TASK OBJECTIVE | Reproduce the material word for word; the images stay out.

[Extracted records]
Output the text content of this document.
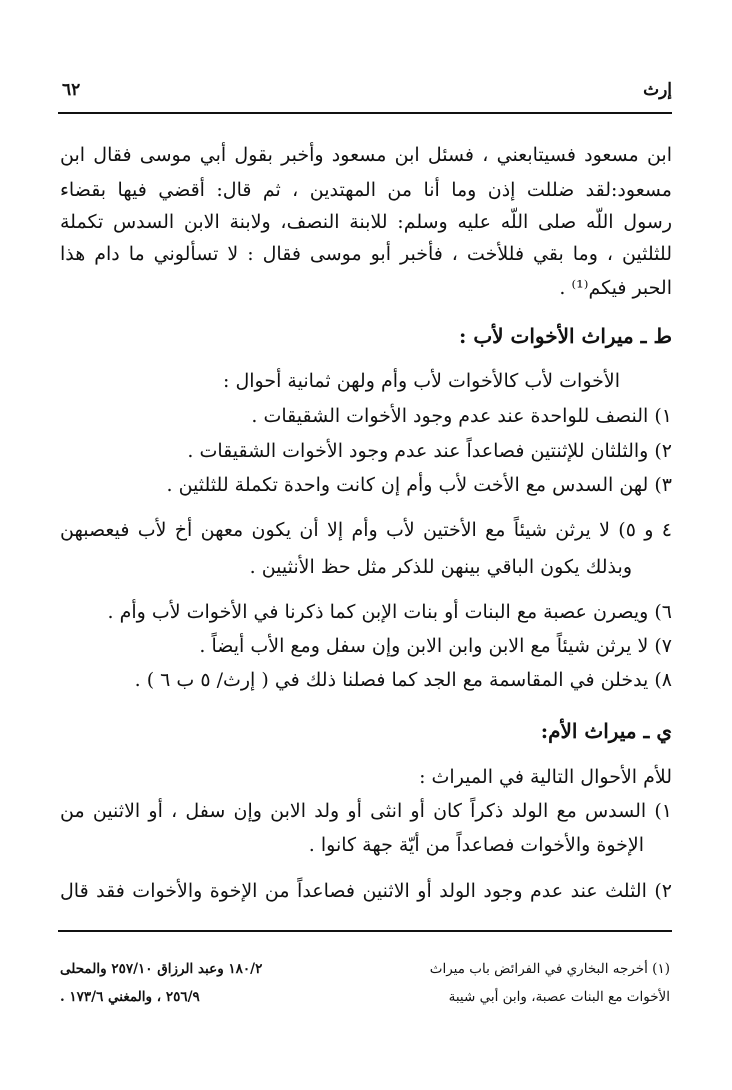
إرث
٦٢
ابن مسعود فسيتابعني ، فسئل ابن مسعود وأخبر بقول أبي موسى فقال ابن
مسعود:لقد ضللت إذن وما أنا من المهتدين ، ثم قال: أقضي فيها بقضاء
رسول اللّه صلى اللّه عليه وسلم: للابنة النصف، ولابنة الابن السدس تكملة
للثلثين ، وما بقي فللأخت ، فأخبر أبو موسى فقال : لا تسألوني ما دام هذا
الحبر فيكم⁽¹⁾ .
ط ـ ميراث الأخوات لأب :
الأخوات لأب كالأخوات لأب وأم ولهن ثمانية أحوال :
١) النصف للواحدة عند عدم وجود الأخوات الشقيقات .
٢) والثلثان للإثنتين فصاعداً عند عدم وجود الأخوات الشقيقات .
٣) لهن السدس مع الأخت لأب وأم إن كانت واحدة تكملة للثلثين .
٤ و ٥) لا يرثن شيئاً مع الأختين لأب وأم إلا أن يكون معهن أخ لأب فيعصبهن
وبذلك يكون الباقي بينهن للذكر مثل حظ الأنثيين .
٦) ويصرن عصبة مع البنات أو بنات الإبن كما ذكرنا في الأخوات لأب وأم .
٧) لا يرثن شيئاً مع الابن وابن الابن وإن سفل ومع الأب أيضاً .
٨) يدخلن في المقاسمة مع الجد كما فصلنا ذلك في ( إرث/ ٥ ب ٦ ) .
ي ـ ميراث الأم:
للأم الأحوال التالية في الميراث :
١) السدس مع الولد ذكراً كان أو انثى أو ولد الابن وإن سفل ، أو الاثنين من
الإخوة والأخوات فصاعداً من أيّة جهة كانوا .
٢) الثلث عند عدم وجود الولد أو الاثنين فصاعداً من الإخوة والأخوات فقد قال
(١) أخرجه البخاري في الفرائض باب ميراث
الأخوات مع البنات عصبة، وابن أبي شيبة
١٨٠/٢ وعبد الرزاق ٢٥٧/١٠ والمحلى
٢٥٦/٩ ، والمغني ١٧٣/٦ .
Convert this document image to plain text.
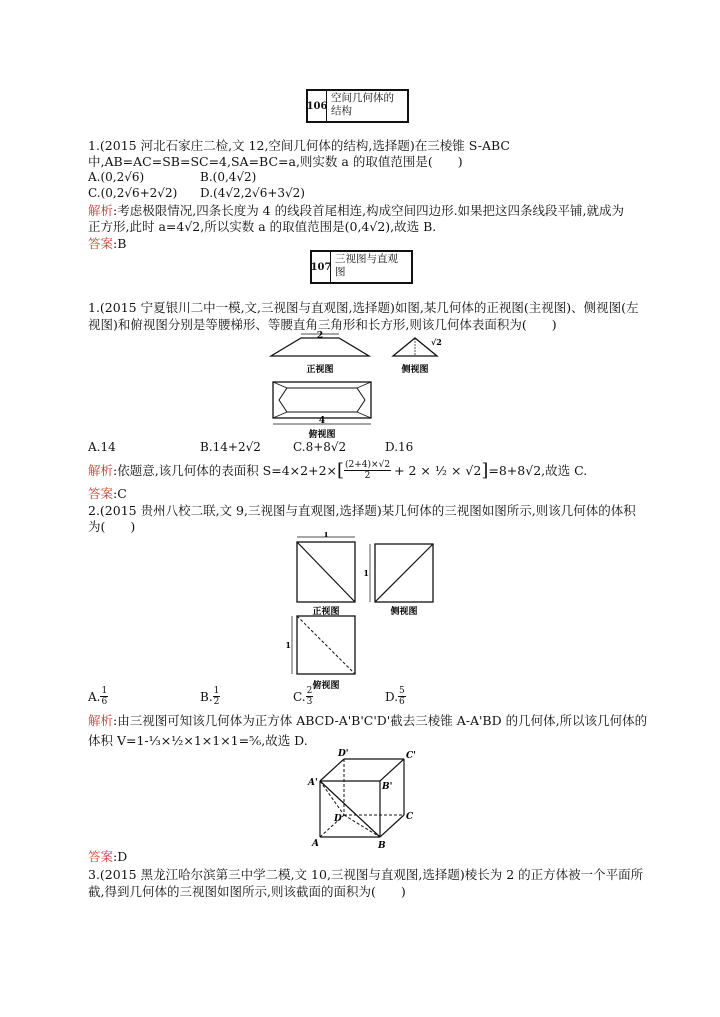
106
空间几何体的结构
1.(2015 河北石家庄二检,文 12,空间几何体的结构,选择题)在三棱锥 S-ABC
中,AB=AC=SB=SC=4,SA=BC=a,则实数 a 的取值范围是(　　)
A.(0,2√6)	B.(0,4√2)
C.(0,2√6+2√2) D.(4√2,2√6+3√2)
解析:考虑极限情况,四条长度为 4 的线段首尾相连,构成空间四边形.如果把这四条线段平铺,就成为
正方形,此时 a=4√2,所以实数 a 的取值范围是(0,4√2),故选 B.
答案:B
107
三视图与直观图
1.(2015 宁夏银川二中一模,文,三视图与直观图,选择题)如图,某几何体的正视图(主视图)、侧视图(左
视图)和俯视图分别是等腰梯形、等腰直角三角形和长方形,则该几何体表面积为(　　)
2
正视图
√2
侧视图
4
俯视图
A.14	B.14+2√2	C.8+8√2	D.16
解析 :依题意,该几何体的表面积 S=4×2+2× [ $\frac{(2+4)\times√2}{2} + 2$ × ½ × √2 ] =8+8√2,故选 C.
答案:C
2.(2015 贵州八校二联,文 9,三视图与直观图,选择题)某几何体的三视图如图所示,则该几何体的体积
为(　　)	1
正视图
1
侧视图
1
俯视图
A. 1
6	B. 1
2	C. 2
3	D. 5
6
解析:由三视图可知该几何体为正方体 ABCD-A'B'C'D'截去三棱锥 A-A'BD 的几何体,所以该几何体的
体积 V=1-⅓×½×1×1×1=⅚,故选 D.
D'	C'
A'	B'
D	C
A	B
答案:D
3.(2015 黑龙江哈尔滨第三中学二模,文 10,三视图与直观图,选择题)棱长为 2 的正方体被一个平面所
截,得到几何体的三视图如图所示,则该截面的面积为(　　)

ANSWER TO THIS PROBLEM |
Output the text content of this document.
إرث
٦٢
ابن مسعود فسيتابعني ، فسئل ابن مسعود وأخبر بقول أبي موسى فقال ابن
مسعود:لقد ضللت إذن وما أنا من المهتدين ، ثم قال: أقضي فيها بقضاء
رسول اللّه صلى اللّه عليه وسلم: للابنة النصف، ولابنة الابن السدس تكملة
للثلثين ، وما بقي فللأخت ، فأخبر أبو موسى فقال : لا تسألوني ما دام هذا
الحبر فيكم⁽¹⁾ .
ط ـ ميراث الأخوات لأب :
الأخوات لأب كالأخوات لأب وأم ولهن ثمانية أحوال :
١) النصف للواحدة عند عدم وجود الأخوات الشقيقات .
٢) والثلثان للإثنتين فصاعداً عند عدم وجود الأخوات الشقيقات .
٣) لهن السدس مع الأخت لأب وأم إن كانت واحدة تكملة للثلثين .
٤ و ٥) لا يرثن شيئاً مع الأختين لأب وأم إلا أن يكون معهن أخ لأب فيعصبهن
وبذلك يكون الباقي بينهن للذكر مثل حظ الأنثيين .
٦) ويصرن عصبة مع البنات أو بنات الإبن كما ذكرنا في الأخوات لأب وأم .
٧) لا يرثن شيئاً مع الابن وابن الابن وإن سفل ومع الأب أيضاً .
٨) يدخلن في المقاسمة مع الجد كما فصلنا ذلك في ( إرث/ ٥ ب ٦ ) .
ي ـ ميراث الأم:
للأم الأحوال التالية في الميراث :
١) السدس مع الولد ذكراً كان أو انثى أو ولد الابن وإن سفل ، أو الاثنين من
الإخوة والأخوات فصاعداً من أيّة جهة كانوا .
٢) الثلث عند عدم وجود الولد أو الاثنين فصاعداً من الإخوة والأخوات فقد قال
(١) أخرجه البخاري في الفرائض باب ميراث
الأخوات مع البنات عصبة، وابن أبي شيبة
١٨٠/٢ وعبد الرزاق ٢٥٧/١٠ والمحلى
٢٥٦/٩ ، والمغني ١٧٣/٦ .
Convert this document image to plain text.
106
空间几何体的结构
1.(2015 河北石家庄二检,文 12,空间几何体的结构,选择题)在三棱锥 S-ABC
中,AB=AC=SB=SC=4,SA=BC=a,则实数 a 的取值范围是(　　)
A.(0,2√6)	B.(0,4√2)
C.(0,2√6+2√2) D.(4√2,2√6+3√2)
解析:考虑极限情况,四条长度为 4 的线段首尾相连,构成空间四边形.如果把这四条线段平铺,就成为
正方形,此时 a=4√2,所以实数 a 的取值范围是(0,4√2),故选 B.
答案:B
107
三视图与直观图
1.(2015 宁夏银川二中一模,文,三视图与直观图,选择题)如图,某几何体的正视图(主视图)、侧视图(左
视图)和俯视图分别是等腰梯形、等腰直角三角形和长方形,则该几何体表面积为(　　)
2
正视图
√2
侧视图
4
俯视图
A.14	B.14+2√2	C.8+8√2	D.16
解析 :依题意,该几何体的表面积 S=4×2+2× [ $\frac{(2+4)\times√2}{2} + 2$ × ½ × √2 ] =8+8√2,故选 C.
答案:C
2.(2015 贵州八校二联,文 9,三视图与直观图,选择题)某几何体的三视图如图所示,则该几何体的体积
为(　　)	1
正视图
1
侧视图
1
俯视图
A. 1
6	B. 1
2	C. 2
3	D. 5
6
解析:由三视图可知该几何体为正方体 ABCD-A'B'C'D'截去三棱锥 A-A'BD 的几何体,所以该几何体的
体积 V=1-⅓×½×1×1×1=⅚,故选 D.
D'	C'
A'	B'
D	C
A	B
答案:D
3.(2015 黑龙江哈尔滨第三中学二模,文 10,三视图与直观图,选择题)棱长为 2 的正方体被一个平面所
截,得到几何体的三视图如图所示,则该截面的面积为(　　)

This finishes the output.